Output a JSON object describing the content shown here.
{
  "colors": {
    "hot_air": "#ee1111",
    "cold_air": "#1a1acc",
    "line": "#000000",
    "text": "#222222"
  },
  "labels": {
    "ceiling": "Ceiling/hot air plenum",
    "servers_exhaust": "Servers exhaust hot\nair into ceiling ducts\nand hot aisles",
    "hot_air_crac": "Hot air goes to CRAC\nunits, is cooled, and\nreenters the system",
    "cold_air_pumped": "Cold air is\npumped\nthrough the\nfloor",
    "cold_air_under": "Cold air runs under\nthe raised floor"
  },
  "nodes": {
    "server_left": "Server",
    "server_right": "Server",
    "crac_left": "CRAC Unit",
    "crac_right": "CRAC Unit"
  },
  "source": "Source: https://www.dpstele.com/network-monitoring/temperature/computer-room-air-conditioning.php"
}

══════

Brief:
Show every line from the entries above in which the word "CRAC" appears.

Expected answer:
    "hot_air_crac": "Hot air goes to CRAC\nunits, is cooled, and\nreenters the system",
    "crac_left": "CRAC Unit",
    "crac_right": "CRAC Unit"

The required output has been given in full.